Problem details: Each record below should be repeated precisely as written.

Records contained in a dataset
━━━━━━

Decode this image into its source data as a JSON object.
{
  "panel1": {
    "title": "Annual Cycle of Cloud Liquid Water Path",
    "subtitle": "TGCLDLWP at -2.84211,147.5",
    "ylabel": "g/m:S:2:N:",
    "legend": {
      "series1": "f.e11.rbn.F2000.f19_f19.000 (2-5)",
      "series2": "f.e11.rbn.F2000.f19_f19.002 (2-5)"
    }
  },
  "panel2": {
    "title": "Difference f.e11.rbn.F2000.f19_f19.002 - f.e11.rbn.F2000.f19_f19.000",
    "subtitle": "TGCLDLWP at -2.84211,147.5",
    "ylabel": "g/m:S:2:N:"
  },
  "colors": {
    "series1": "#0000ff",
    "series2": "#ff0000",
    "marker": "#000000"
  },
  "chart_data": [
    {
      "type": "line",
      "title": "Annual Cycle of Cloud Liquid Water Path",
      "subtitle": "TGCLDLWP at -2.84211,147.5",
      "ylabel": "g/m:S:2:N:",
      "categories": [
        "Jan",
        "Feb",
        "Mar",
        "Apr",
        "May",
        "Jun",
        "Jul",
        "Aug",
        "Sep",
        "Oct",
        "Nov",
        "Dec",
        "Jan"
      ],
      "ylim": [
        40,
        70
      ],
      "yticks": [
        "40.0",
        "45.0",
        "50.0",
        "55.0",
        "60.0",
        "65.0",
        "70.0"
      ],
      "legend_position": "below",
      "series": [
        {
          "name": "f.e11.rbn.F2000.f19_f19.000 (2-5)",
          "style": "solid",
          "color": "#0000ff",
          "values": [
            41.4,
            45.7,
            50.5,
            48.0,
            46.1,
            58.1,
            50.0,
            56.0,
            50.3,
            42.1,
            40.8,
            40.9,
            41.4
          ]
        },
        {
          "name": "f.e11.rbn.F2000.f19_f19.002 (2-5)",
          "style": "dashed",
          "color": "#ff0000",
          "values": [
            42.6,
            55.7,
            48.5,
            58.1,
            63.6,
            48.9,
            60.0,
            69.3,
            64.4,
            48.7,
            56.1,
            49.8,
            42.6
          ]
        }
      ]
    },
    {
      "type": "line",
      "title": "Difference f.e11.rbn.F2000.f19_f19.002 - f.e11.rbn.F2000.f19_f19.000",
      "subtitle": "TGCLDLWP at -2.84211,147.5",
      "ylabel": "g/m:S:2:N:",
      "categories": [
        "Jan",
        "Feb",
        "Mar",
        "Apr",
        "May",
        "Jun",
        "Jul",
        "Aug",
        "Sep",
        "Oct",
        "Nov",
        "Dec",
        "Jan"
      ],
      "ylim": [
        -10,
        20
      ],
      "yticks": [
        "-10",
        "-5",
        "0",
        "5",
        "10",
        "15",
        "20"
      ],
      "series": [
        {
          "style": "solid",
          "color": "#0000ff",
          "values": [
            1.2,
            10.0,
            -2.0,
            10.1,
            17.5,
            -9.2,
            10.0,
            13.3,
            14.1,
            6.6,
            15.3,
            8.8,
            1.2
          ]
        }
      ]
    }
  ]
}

━━━━━━

Answer to this exercise:
Decode this image into its source data as a JSON object.
{
  "panel1": {
    "title": "Annual Cycle of Cloud Liquid Water Path",
    "subtitle": "TGCLDLWP at -2.84211,147.5",
    "ylabel": "g/m:S:2:N:",
    "legend": {
      "series1": "f.e11.rbn.F2000.f19_f19.000 (2-5)",
      "series2": "f.e11.rbn.F2000.f19_f19.002 (2-5)"
    }
  },
  "panel2": {
    "title": "Difference f.e11.rbn.F2000.f19_f19.002 - f.e11.rbn.F2000.f19_f19.000",
    "subtitle": "TGCLDLWP at -2.84211,147.5",
    "ylabel": "g/m:S:2:N:"
  },
  "colors": {
    "series1": "#0000ff",
    "series2": "#ff0000",
    "marker": "#000000"
  },
  "chart_data": [
    {
      "type": "line",
      "title": "Annual Cycle of Cloud Liquid Water Path",
      "subtitle": "TGCLDLWP at -2.84211,147.5",
      "ylabel": "g/m:S:2:N:",
      "categories": [
        "Jan",
        "Feb",
        "Mar",
        "Apr",
        "May",
        "Jun",
        "Jul",
        "Aug",
        "Sep",
        "Oct",
        "Nov",
        "Dec",
        "Jan"
      ],
      "ylim": [
        40,
        70
      ],
      "yticks": [
        "40.0",
        "45.0",
        "50.0",
        "55.0",
        "60.0",
        "65.0",
        "70.0"
      ],
      "legend_position": "below",
      "series": [
        {
          "name": "f.e11.rbn.F2000.f19_f19.000 (2-5)",
          "style": "solid",
          "color": "#0000ff",
          "values": [
            41.4,
            45.7,
            50.5,
            48.0,
            46.1,
            58.1,
            50.0,
            56.0,
            50.3,
            42.1,
            40.8,
            40.9,
            41.4
          ]
        },
        {
          "name": "f.e11.rbn.F2000.f19_f19.002 (2-5)",
          "style": "dashed",
          "color": "#ff0000",
          "values": [
            42.6,
            55.7,
            48.5,
            58.1,
            63.6,
            48.9,
            60.0,
            69.3,
            64.4,
            48.7,
            56.1,
            49.8,
            42.6
          ]
        }
      ]
    },
    {
      "type": "line",
      "title": "Difference f.e11.rbn.F2000.f19_f19.002 - f.e11.rbn.F2000.f19_f19.000",
      "subtitle": "TGCLDLWP at -2.84211,147.5",
      "ylabel": "g/m:S:2:N:",
      "categories": [
        "Jan",
        "Feb",
        "Mar",
        "Apr",
        "May",
        "Jun",
        "Jul",
        "Aug",
        "Sep",
        "Oct",
        "Nov",
        "Dec",
        "Jan"
      ],
      "ylim": [
        -10,
        20
      ],
      "yticks": [
        "-10",
        "-5",
        "0",
        "5",
        "10",
        "15",
        "20"
      ],
      "series": [
        {
          "style": "solid",
          "color": "#0000ff",
          "values": [
            1.2,
            10.0,
            -2.0,
            10.1,
            17.5,
            -9.2,
            10.0,
            13.3,
            14.1,
            6.6,
            15.3,
            8.8,
            1.2
          ]
        }
      ]
    }
  ]
}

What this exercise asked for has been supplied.